Fuente: diariodemallorca.es
Balears va a ser la primera comunidad autónoma que contará con una unidad para madres reclusas, que comenzará a funcionar durante el próximo mes de julio, según ha asegurado la Secretaría General de Instituciones Penitenciarias. Desde este departamento, dependiente del ministerio de Interior, se ha asegurado que las obras de construcción de estas dependencias están prácticamente acabadas, y que la inauguración se producirá en el plazo de poco más de un mes junto a la del nuevo Centro de Inserción Social para presos en régimen abierto, situados ambos junto a la central de Cas Tresorer, en Palma. Los sindicatos, sin embargo, dudan que los trabajos estén totalmente concluidos hasta el mes de septiembre.
De mantenerse las actuales previsiones de Instituciones Penitenciarias, en julio se trasladarán a la Unidad de Madres siete reclusas -dos de ellas embarazadas- y cinco niños de corta edad, que actualmente residen en el centro penitenciario de la carretera de Sóller. El hecho de separar a las madres reclusas y a sus hijos de hasta tres años de edad del ambiente carcelario es una experiencia piloto en toda España, que ha sido posible gracias al convenio suscrito hace casi dos años entre el Ministerio y el ayuntamiento de Palma. Esta unidad dispone de 20 habitaciones y ocupa 3.649 metros cuadrados.
Esta inauguración se producirá junto a la del nuevo Centro de Inserción Social, en el que se alojaran los reclusos en régimen abierto. En este momento hay 124 personas en esta situación -106 hombres y 18 mujeres-, que se ven obligadas a pernoctar en la vieja cárcel de Palma, cuyas condiciones de habitabilidad distan mucho de ser óptimas, según se reconoce desde Instituciones Penitenciarias.
Este centro dispone de 150 habitaciones dobles más cuatro complementarias, algunas de ellas diseñadas para personas con problemas de movilidad.
El presupuesto destinado a estos proyectos ha ascendido a 12 millones y medio de euros. Las obras se iniciaron en junio del pasado año y su duración debía ser de un año.

────────────────

#### [Enunciado]
¿Puedes reproducir literalmente el fragmento de la noticia sobre la unidad de madres reclusas que empieza en "El presupuesto destinado" y termina en "ser de un año."? Las filas que vienen a continuación son un material independiente de la noticia.

#### [Datos proporcionados]
────────────────

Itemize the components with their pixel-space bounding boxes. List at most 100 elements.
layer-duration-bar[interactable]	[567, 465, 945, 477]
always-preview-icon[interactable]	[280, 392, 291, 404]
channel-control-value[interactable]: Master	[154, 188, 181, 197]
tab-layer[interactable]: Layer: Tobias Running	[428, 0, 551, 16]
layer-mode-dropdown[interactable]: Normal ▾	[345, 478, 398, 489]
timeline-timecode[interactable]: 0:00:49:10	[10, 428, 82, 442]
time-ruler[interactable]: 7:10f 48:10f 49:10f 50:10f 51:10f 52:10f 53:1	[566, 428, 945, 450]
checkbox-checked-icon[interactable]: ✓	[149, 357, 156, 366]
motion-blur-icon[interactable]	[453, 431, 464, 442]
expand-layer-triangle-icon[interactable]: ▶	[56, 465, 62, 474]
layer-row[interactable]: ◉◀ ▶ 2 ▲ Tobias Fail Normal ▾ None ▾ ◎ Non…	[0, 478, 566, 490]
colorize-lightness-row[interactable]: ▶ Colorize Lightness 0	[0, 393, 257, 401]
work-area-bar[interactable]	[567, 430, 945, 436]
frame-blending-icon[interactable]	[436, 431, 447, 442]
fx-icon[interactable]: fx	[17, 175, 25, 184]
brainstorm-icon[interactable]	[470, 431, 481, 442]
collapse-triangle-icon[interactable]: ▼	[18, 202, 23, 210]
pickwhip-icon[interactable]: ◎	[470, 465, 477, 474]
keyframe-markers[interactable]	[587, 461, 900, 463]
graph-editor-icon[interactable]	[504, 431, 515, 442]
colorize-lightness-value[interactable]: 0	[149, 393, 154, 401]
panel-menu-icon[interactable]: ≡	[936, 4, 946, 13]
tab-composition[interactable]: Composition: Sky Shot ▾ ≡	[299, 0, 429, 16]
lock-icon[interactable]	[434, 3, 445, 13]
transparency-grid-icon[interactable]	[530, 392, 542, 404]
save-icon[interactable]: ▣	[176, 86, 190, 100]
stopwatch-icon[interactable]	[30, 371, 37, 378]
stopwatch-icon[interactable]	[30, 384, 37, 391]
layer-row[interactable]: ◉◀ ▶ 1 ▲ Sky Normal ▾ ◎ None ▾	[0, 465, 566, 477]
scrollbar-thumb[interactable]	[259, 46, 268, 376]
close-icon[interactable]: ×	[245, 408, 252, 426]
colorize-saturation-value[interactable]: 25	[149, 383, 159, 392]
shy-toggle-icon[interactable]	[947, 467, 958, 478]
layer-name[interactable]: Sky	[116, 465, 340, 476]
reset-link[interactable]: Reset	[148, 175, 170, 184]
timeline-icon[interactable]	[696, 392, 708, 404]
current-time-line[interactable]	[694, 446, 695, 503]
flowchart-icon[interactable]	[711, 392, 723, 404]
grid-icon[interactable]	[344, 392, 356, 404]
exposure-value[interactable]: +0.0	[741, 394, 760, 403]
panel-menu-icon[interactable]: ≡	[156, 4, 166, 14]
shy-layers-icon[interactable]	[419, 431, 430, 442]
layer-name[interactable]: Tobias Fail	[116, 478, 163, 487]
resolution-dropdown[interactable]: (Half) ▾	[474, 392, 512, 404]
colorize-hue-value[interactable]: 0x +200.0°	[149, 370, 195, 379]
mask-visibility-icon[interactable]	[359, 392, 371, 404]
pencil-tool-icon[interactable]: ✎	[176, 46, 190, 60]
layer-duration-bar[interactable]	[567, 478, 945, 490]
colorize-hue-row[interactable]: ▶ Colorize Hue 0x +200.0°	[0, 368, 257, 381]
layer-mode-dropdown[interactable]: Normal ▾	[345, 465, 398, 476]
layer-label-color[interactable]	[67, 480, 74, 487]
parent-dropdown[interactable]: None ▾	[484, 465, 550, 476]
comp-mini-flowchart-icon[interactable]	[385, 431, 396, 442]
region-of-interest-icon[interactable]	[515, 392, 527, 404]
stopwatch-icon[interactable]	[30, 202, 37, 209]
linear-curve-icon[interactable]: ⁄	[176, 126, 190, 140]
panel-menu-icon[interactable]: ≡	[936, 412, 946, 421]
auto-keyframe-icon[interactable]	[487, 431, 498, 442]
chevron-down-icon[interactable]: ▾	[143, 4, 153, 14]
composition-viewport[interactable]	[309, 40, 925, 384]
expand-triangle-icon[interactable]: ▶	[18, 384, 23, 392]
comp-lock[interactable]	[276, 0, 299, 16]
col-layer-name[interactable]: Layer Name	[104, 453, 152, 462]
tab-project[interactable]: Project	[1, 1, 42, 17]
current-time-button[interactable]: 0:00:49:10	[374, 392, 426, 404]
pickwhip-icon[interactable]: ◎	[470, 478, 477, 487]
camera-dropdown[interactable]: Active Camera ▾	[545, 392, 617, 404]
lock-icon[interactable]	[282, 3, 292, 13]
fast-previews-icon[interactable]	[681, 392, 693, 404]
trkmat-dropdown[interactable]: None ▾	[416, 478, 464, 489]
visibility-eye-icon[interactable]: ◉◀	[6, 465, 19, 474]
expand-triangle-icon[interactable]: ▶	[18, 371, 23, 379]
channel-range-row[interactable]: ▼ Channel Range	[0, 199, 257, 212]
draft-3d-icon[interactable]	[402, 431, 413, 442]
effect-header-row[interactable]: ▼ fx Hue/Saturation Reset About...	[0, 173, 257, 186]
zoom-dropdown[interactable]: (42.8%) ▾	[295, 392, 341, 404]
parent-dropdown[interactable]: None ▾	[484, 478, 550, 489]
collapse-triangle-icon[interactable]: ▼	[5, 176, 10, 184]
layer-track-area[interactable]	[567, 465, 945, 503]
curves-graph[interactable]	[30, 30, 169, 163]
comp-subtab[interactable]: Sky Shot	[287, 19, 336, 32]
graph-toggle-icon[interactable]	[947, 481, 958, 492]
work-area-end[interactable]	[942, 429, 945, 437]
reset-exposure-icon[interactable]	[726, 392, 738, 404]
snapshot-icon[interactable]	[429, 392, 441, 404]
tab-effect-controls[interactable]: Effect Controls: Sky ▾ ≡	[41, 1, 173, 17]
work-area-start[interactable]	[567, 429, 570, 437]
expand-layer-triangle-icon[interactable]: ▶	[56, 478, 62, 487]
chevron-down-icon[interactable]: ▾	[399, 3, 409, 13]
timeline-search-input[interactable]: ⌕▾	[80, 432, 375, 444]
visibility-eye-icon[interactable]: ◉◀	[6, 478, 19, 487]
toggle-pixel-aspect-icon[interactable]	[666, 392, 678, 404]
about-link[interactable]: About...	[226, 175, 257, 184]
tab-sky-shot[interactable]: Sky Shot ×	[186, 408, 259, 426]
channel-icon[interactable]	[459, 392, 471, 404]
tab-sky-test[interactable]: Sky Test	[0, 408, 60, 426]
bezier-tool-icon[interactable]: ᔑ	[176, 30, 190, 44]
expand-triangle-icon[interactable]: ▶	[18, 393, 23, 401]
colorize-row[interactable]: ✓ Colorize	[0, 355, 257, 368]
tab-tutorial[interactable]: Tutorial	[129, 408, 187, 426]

────────────────

#### [Resolución]
El presupuesto destinado a estos proyectos ha ascendido a 12 millones y medio de euros. Las obras se iniciaron en junio del pasado año y su duración debía ser de un año.